» Short task
Go through the material and write it all out exactly, minus the pictures.

= = = = =

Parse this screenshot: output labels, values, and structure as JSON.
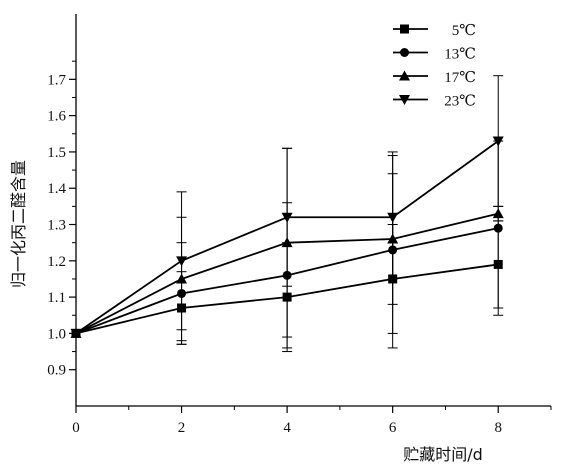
{
  "chart_data": {
    "type": "line",
    "xlabel": "贮藏时间/d",
    "ylabel": "归一化丙二醛含量",
    "xlim": [
      0,
      9.0
    ],
    "ylim": [
      0.8,
      1.88
    ],
    "x_ticks": [
      0,
      2,
      4,
      6,
      8
    ],
    "y_ticks": [
      0.9,
      1.0,
      1.1,
      1.2,
      1.3,
      1.4,
      1.5,
      1.6,
      1.7
    ],
    "x_tick_labels": [
      "0",
      "2",
      "4",
      "6",
      "8"
    ],
    "y_tick_labels": [
      "0.9",
      "1.0",
      "1.1",
      "1.2",
      "1.3",
      "1.4",
      "1.5",
      "1.6",
      "1.7"
    ],
    "grid": false,
    "legend_position": "top-right",
    "x": [
      0,
      2,
      4,
      6,
      8
    ],
    "series": [
      {
        "name": "5℃",
        "marker": "square",
        "values": [
          1.0,
          1.07,
          1.1,
          1.15,
          1.19
        ],
        "error": [
          0,
          0.1,
          0.15,
          0.15,
          0.12
        ]
      },
      {
        "name": "13℃",
        "marker": "circle",
        "values": [
          1.0,
          1.11,
          1.16,
          1.23,
          1.29
        ],
        "error": [
          0,
          0.14,
          0.2,
          0.27,
          0.24
        ]
      },
      {
        "name": "17℃",
        "marker": "triangle-up",
        "values": [
          1.0,
          1.15,
          1.25,
          1.26,
          1.33
        ],
        "error": [
          0,
          0.17,
          0.26,
          0.18,
          0.02
        ]
      },
      {
        "name": "23℃",
        "marker": "triangle-down",
        "values": [
          1.0,
          1.2,
          1.32,
          1.32,
          1.53
        ],
        "error": [
          0,
          0.19,
          0.19,
          0.17,
          0.18
        ]
      }
    ]
  }
}
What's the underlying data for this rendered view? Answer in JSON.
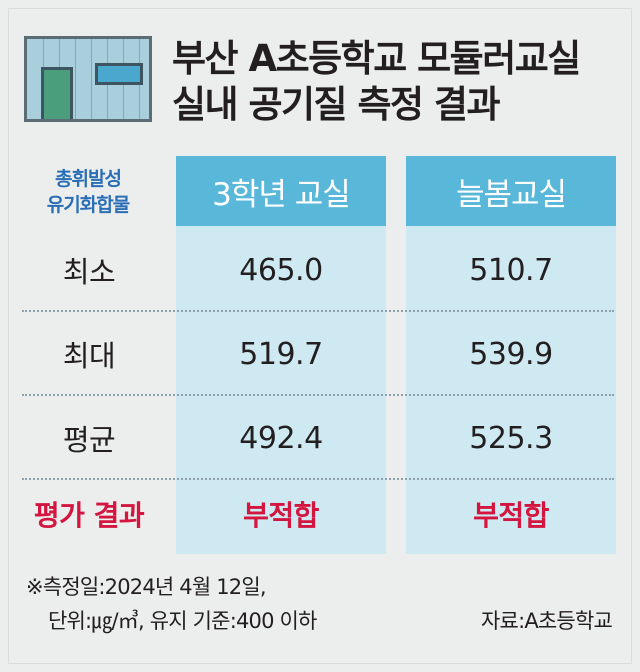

= = = = =

» Task answer
Parse this screenshot: output labels, values, and structure as JSON.
{
  "chart_data": {
    "type": "line",
    "xlabel": "贮藏时间/d",
    "ylabel": "归一化丙二醛含量",
    "xlim": [
      0,
      9.0
    ],
    "ylim": [
      0.8,
      1.88
    ],
    "x_ticks": [
      0,
      2,
      4,
      6,
      8
    ],
    "y_ticks": [
      0.9,
      1.0,
      1.1,
      1.2,
      1.3,
      1.4,
      1.5,
      1.6,
      1.7
    ],
    "x_tick_labels": [
      "0",
      "2",
      "4",
      "6",
      "8"
    ],
    "y_tick_labels": [
      "0.9",
      "1.0",
      "1.1",
      "1.2",
      "1.3",
      "1.4",
      "1.5",
      "1.6",
      "1.7"
    ],
    "grid": false,
    "legend_position": "top-right",
    "x": [
      0,
      2,
      4,
      6,
      8
    ],
    "series": [
      {
        "name": "5℃",
        "marker": "square",
        "values": [
          1.0,
          1.07,
          1.1,
          1.15,
          1.19
        ],
        "error": [
          0,
          0.1,
          0.15,
          0.15,
          0.12
        ]
      },
      {
        "name": "13℃",
        "marker": "circle",
        "values": [
          1.0,
          1.11,
          1.16,
          1.23,
          1.29
        ],
        "error": [
          0,
          0.14,
          0.2,
          0.27,
          0.24
        ]
      },
      {
        "name": "17℃",
        "marker": "triangle-up",
        "values": [
          1.0,
          1.15,
          1.25,
          1.26,
          1.33
        ],
        "error": [
          0,
          0.17,
          0.26,
          0.18,
          0.02
        ]
      },
      {
        "name": "23℃",
        "marker": "triangle-down",
        "values": [
          1.0,
          1.2,
          1.32,
          1.32,
          1.53
        ],
        "error": [
          0,
          0.19,
          0.19,
          0.17,
          0.18
        ]
      }
    ]
  }
}
What's the underlying data for this rendered view? Answer in JSON.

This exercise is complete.